● **Set task**
In the copy, keep every record exact and leave out all images.

● **Extracted information**
────
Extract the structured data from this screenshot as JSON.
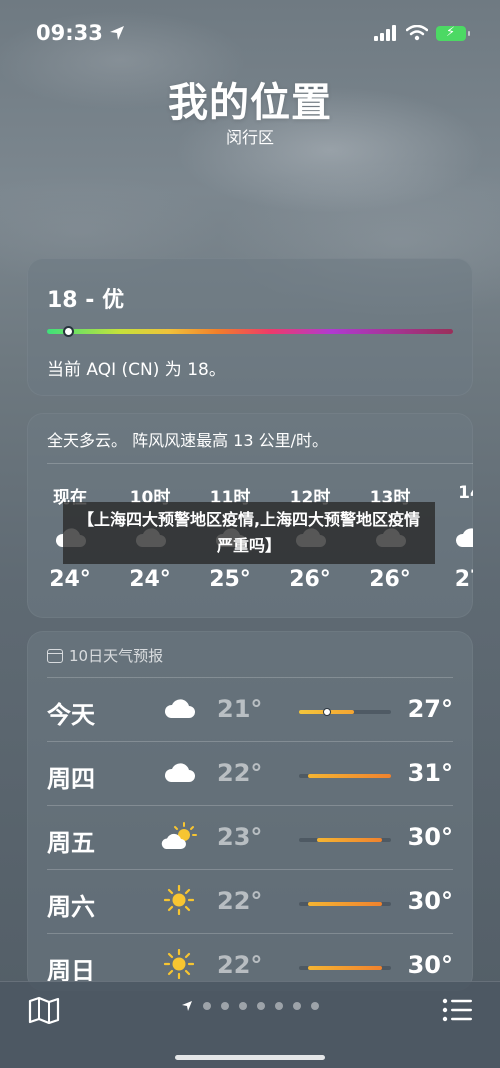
{
  "status_bar": {
    "time": "09:33",
    "battery_color": "#4cd964"
  },
  "header": {
    "city": "我的位置",
    "district": "闵行区"
  },
  "aqi": {
    "value_label": "18 - 优",
    "level_fraction": 0.04,
    "description": "当前 AQI (CN) 为 18。"
  },
  "hourly": {
    "summary": "全天多云。 阵风风速最高 13 公里/时。",
    "hours": [
      {
        "label": "现在",
        "icon": "cloud-icon",
        "temp": "24°"
      },
      {
        "label": "10时",
        "icon": "cloud-icon",
        "temp": "24°"
      },
      {
        "label": "11时",
        "icon": "cloud-icon",
        "temp": "25°"
      },
      {
        "label": "12时",
        "icon": "cloud-icon",
        "temp": "26°"
      },
      {
        "label": "13时",
        "icon": "cloud-icon",
        "temp": "26°"
      },
      {
        "label": "14",
        "icon": "cloud-icon",
        "temp": "27"
      }
    ]
  },
  "banner": {
    "text": "【上海四大预警地区疫情,上海四大预警地区疫情严重吗】"
  },
  "daily": {
    "header": "10日天气预报",
    "range_min": 21,
    "range_max": 31,
    "days": [
      {
        "day": "今天",
        "icon": "cloud-icon",
        "low_text": "21°",
        "high_text": "27°",
        "low": 21,
        "high": 27,
        "current": 24
      },
      {
        "day": "周四",
        "icon": "cloud-icon",
        "low_text": "22°",
        "high_text": "31°",
        "low": 22,
        "high": 31
      },
      {
        "day": "周五",
        "icon": "partly-sunny-icon",
        "low_text": "23°",
        "high_text": "30°",
        "low": 23,
        "high": 30
      },
      {
        "day": "周六",
        "icon": "sun-icon",
        "low_text": "22°",
        "high_text": "30°",
        "low": 22,
        "high": 30
      },
      {
        "day": "周日",
        "icon": "sun-icon",
        "low_text": "22°",
        "high_text": "30°",
        "low": 22,
        "high": 30
      }
    ]
  },
  "toolbar": {
    "page_count": 8,
    "current_page": 0
  }
}
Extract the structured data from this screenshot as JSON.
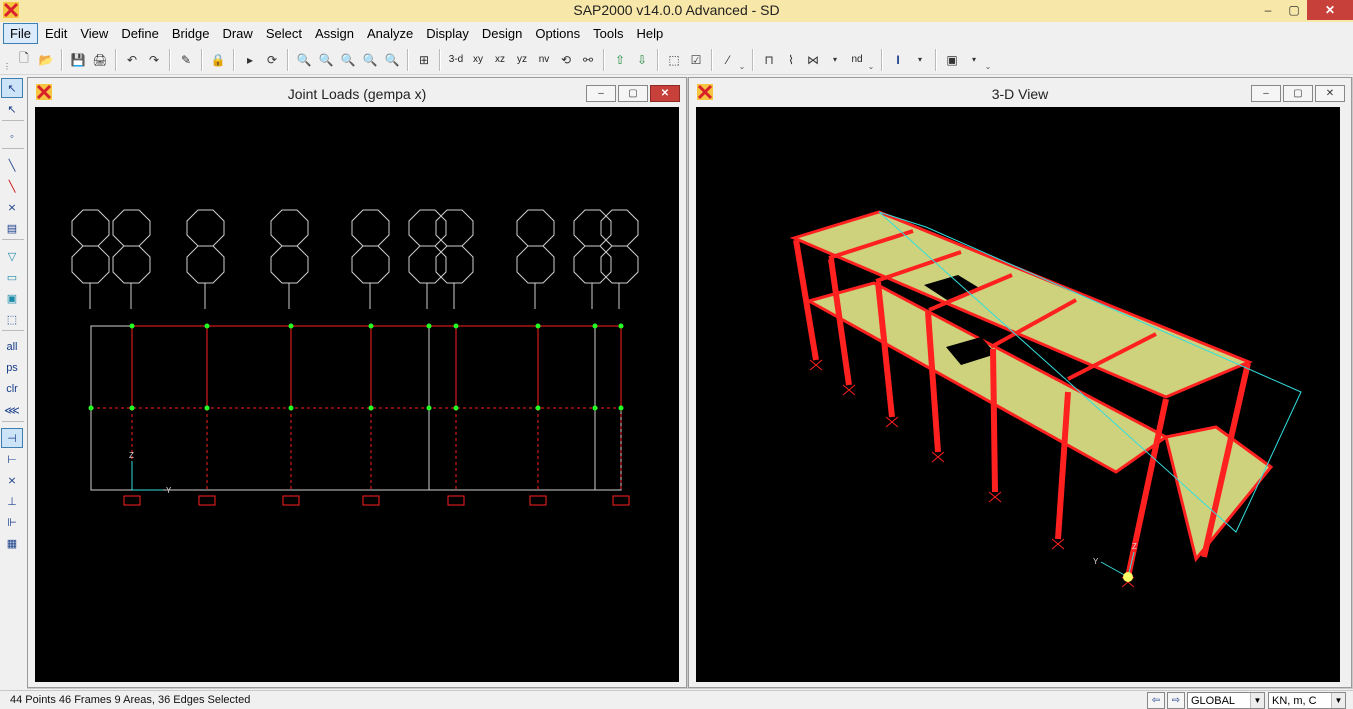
{
  "window": {
    "title": "SAP2000 v14.0.0 Advanced  - SD",
    "minimize": "–",
    "maximize": "▢",
    "close": "✕"
  },
  "menu": {
    "items": [
      "File",
      "Edit",
      "View",
      "Define",
      "Bridge",
      "Draw",
      "Select",
      "Assign",
      "Analyze",
      "Display",
      "Design",
      "Options",
      "Tools",
      "Help"
    ]
  },
  "toolbar": {
    "view_3d": "3-d",
    "view_xy": "xy",
    "view_xz": "xz",
    "view_yz": "yz",
    "view_nv": "nv",
    "view_nd": "nd"
  },
  "lefttoolbar": {
    "all": "all",
    "ps": "ps",
    "clr": "clr"
  },
  "windows": {
    "joint_loads": {
      "title": "Joint Loads (gempa x)",
      "axis_x": "Y",
      "axis_z": "Z"
    },
    "view_3d": {
      "title": "3-D View",
      "axis_x": "Y",
      "axis_z": "Z"
    }
  },
  "status": {
    "selection": "44 Points  46 Frames  9 Areas, 36 Edges Selected",
    "coord_system": "GLOBAL",
    "units": "KN, m, C"
  },
  "colors": {
    "titlebar": "#f7e7a8",
    "frame_red": "#ff2020",
    "joint_green": "#22ff22",
    "shell_yellow": "#cfd27c",
    "canvas_bg": "#000000"
  }
}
────
● **Reply to the task**
Extract the structured data from this screenshot as JSON.
{
  "status_bar": {
    "time": "09:33",
    "battery_color": "#4cd964"
  },
  "header": {
    "city": "我的位置",
    "district": "闵行区"
  },
  "aqi": {
    "value_label": "18 - 优",
    "level_fraction": 0.04,
    "description": "当前 AQI (CN) 为 18。"
  },
  "hourly": {
    "summary": "全天多云。 阵风风速最高 13 公里/时。",
    "hours": [
      {
        "label": "现在",
        "icon": "cloud-icon",
        "temp": "24°"
      },
      {
        "label": "10时",
        "icon": "cloud-icon",
        "temp": "24°"
      },
      {
        "label": "11时",
        "icon": "cloud-icon",
        "temp": "25°"
      },
      {
        "label": "12时",
        "icon": "cloud-icon",
        "temp": "26°"
      },
      {
        "label": "13时",
        "icon": "cloud-icon",
        "temp": "26°"
      },
      {
        "label": "14",
        "icon": "cloud-icon",
        "temp": "27"
      }
    ]
  },
  "banner": {
    "text": "【上海四大预警地区疫情,上海四大预警地区疫情严重吗】"
  },
  "daily": {
    "header": "10日天气预报",
    "range_min": 21,
    "range_max": 31,
    "days": [
      {
        "day": "今天",
        "icon": "cloud-icon",
        "low_text": "21°",
        "high_text": "27°",
        "low": 21,
        "high": 27,
        "current": 24
      },
      {
        "day": "周四",
        "icon": "cloud-icon",
        "low_text": "22°",
        "high_text": "31°",
        "low": 22,
        "high": 31
      },
      {
        "day": "周五",
        "icon": "partly-sunny-icon",
        "low_text": "23°",
        "high_text": "30°",
        "low": 23,
        "high": 30
      },
      {
        "day": "周六",
        "icon": "sun-icon",
        "low_text": "22°",
        "high_text": "30°",
        "low": 22,
        "high": 30
      },
      {
        "day": "周日",
        "icon": "sun-icon",
        "low_text": "22°",
        "high_text": "30°",
        "low": 22,
        "high": 30
      }
    ]
  },
  "toolbar": {
    "page_count": 8,
    "current_page": 0
  }
}
Extract the structured data from this screenshot as JSON.
{
  "window": {
    "title": "SAP2000 v14.0.0 Advanced  - SD",
    "minimize": "–",
    "maximize": "▢",
    "close": "✕"
  },
  "menu": {
    "items": [
      "File",
      "Edit",
      "View",
      "Define",
      "Bridge",
      "Draw",
      "Select",
      "Assign",
      "Analyze",
      "Display",
      "Design",
      "Options",
      "Tools",
      "Help"
    ]
  },
  "toolbar": {
    "view_3d": "3-d",
    "view_xy": "xy",
    "view_xz": "xz",
    "view_yz": "yz",
    "view_nv": "nv",
    "view_nd": "nd"
  },
  "lefttoolbar": {
    "all": "all",
    "ps": "ps",
    "clr": "clr"
  },
  "windows": {
    "joint_loads": {
      "title": "Joint Loads (gempa x)",
      "axis_x": "Y",
      "axis_z": "Z"
    },
    "view_3d": {
      "title": "3-D View",
      "axis_x": "Y",
      "axis_z": "Z"
    }
  },
  "status": {
    "selection": "44 Points  46 Frames  9 Areas, 36 Edges Selected",
    "coord_system": "GLOBAL",
    "units": "KN, m, C"
  },
  "colors": {
    "titlebar": "#f7e7a8",
    "frame_red": "#ff2020",
    "joint_green": "#22ff22",
    "shell_yellow": "#cfd27c",
    "canvas_bg": "#000000"
  }
}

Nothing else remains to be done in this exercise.